■ **To be done**
Which lines include the word "text"? Copy each of them.

■ **Data rows**

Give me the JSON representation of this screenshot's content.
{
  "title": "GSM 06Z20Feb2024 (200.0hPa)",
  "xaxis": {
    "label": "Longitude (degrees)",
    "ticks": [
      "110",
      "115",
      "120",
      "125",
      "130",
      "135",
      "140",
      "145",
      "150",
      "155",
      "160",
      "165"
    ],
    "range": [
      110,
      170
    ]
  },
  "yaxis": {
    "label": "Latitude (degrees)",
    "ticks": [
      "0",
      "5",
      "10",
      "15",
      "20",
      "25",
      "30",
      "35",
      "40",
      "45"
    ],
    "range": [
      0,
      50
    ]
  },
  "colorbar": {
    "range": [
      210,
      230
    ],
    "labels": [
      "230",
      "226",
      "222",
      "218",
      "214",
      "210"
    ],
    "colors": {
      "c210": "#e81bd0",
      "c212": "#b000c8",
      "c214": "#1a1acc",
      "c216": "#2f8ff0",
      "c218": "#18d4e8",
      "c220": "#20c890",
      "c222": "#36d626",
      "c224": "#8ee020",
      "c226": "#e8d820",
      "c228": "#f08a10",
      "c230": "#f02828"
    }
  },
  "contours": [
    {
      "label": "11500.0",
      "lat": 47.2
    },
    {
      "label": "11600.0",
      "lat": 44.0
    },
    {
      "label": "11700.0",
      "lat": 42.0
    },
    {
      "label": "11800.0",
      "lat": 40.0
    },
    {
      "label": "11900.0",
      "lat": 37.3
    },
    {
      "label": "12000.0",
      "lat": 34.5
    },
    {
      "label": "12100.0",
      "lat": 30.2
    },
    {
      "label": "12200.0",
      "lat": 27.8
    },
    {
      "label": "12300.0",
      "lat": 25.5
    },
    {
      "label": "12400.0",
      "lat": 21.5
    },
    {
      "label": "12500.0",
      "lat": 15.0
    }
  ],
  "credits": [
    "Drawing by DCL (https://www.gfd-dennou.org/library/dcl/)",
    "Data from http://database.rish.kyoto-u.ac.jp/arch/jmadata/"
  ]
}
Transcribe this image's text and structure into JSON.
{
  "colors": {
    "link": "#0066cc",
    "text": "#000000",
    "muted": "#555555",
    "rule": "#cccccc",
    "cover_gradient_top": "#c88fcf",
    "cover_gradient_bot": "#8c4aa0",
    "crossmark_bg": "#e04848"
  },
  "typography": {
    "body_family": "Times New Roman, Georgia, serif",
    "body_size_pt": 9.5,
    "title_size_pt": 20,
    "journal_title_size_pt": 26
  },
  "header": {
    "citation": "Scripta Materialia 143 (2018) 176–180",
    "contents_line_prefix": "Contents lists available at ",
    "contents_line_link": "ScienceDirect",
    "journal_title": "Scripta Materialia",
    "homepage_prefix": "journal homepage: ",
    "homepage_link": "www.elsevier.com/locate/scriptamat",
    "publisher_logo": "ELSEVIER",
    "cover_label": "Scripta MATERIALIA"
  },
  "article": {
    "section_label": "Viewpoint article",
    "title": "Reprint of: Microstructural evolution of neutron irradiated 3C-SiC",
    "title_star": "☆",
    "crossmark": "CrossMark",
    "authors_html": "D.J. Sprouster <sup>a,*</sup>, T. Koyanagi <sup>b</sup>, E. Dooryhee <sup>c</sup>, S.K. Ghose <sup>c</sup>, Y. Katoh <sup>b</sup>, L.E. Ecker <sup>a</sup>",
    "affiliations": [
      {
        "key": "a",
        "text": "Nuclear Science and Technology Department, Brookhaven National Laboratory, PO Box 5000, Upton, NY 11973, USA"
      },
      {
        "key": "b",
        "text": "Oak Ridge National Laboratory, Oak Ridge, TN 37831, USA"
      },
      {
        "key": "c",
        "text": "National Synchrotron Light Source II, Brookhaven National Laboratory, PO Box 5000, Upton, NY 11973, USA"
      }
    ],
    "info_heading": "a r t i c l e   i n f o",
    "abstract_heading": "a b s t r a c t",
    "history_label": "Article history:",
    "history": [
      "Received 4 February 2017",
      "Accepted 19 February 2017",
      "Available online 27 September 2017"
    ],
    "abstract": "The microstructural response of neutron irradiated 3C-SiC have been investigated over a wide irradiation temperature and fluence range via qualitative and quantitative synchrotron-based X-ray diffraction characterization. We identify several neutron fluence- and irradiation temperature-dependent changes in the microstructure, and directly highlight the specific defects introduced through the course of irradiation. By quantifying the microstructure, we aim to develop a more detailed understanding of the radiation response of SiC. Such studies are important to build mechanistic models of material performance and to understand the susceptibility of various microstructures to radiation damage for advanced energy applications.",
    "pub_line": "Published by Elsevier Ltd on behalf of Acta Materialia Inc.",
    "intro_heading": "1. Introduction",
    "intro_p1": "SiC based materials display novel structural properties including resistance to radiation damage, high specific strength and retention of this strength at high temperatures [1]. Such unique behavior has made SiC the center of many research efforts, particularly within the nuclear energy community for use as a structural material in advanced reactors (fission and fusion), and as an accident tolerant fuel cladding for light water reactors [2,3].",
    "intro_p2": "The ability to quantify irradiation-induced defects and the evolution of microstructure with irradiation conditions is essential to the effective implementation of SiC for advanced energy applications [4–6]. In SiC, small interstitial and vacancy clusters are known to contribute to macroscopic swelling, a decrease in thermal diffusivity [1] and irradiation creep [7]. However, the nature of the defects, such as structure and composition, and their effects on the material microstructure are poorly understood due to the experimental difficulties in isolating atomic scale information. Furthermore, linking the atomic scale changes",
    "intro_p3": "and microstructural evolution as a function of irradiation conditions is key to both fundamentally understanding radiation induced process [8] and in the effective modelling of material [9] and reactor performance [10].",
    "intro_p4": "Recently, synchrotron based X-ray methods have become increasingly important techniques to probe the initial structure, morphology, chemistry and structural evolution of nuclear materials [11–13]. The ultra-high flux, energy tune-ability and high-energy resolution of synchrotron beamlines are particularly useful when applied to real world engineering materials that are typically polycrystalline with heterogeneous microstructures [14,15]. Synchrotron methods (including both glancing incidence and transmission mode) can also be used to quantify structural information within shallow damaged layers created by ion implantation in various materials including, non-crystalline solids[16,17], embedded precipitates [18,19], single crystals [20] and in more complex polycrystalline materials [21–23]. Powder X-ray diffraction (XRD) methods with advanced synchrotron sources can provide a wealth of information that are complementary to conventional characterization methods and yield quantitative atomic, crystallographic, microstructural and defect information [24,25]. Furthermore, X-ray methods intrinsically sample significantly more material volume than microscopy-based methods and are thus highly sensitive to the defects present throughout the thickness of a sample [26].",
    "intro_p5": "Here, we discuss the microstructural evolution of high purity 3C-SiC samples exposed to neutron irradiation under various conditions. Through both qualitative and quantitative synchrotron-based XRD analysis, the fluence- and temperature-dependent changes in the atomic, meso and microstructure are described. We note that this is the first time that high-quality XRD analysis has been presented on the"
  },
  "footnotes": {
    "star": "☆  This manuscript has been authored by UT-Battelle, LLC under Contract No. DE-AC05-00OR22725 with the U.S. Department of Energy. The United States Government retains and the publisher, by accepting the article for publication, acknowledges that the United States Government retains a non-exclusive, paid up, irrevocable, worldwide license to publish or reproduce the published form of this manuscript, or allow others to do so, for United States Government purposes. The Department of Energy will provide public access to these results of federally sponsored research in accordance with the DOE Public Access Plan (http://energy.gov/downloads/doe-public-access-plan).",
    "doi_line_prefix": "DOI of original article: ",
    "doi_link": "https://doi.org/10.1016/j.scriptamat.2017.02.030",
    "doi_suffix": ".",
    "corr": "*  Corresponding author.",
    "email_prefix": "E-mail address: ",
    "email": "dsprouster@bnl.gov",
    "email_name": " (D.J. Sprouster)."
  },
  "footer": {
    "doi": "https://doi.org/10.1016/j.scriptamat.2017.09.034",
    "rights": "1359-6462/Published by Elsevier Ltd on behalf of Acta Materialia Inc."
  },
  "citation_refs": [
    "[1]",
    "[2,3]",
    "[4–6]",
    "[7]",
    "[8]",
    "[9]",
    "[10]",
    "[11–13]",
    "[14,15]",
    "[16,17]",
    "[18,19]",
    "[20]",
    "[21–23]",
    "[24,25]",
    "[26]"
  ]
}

■ **Answer for the task**
Transcribe this image's text and structure into JSON.
    "text": "#000000",
        "text": "Nuclear Science and Technology Department, Brookhaven National Laboratory, PO Box 5000, Upton, NY 11973, USA"
        "text": "Oak Ridge National Laboratory, Oak Ridge, TN 37831, USA"
        "text": "National Synchrotron Light Source II, Brookhaven National Laboratory, PO Box 5000, Upton, NY 11973, USA"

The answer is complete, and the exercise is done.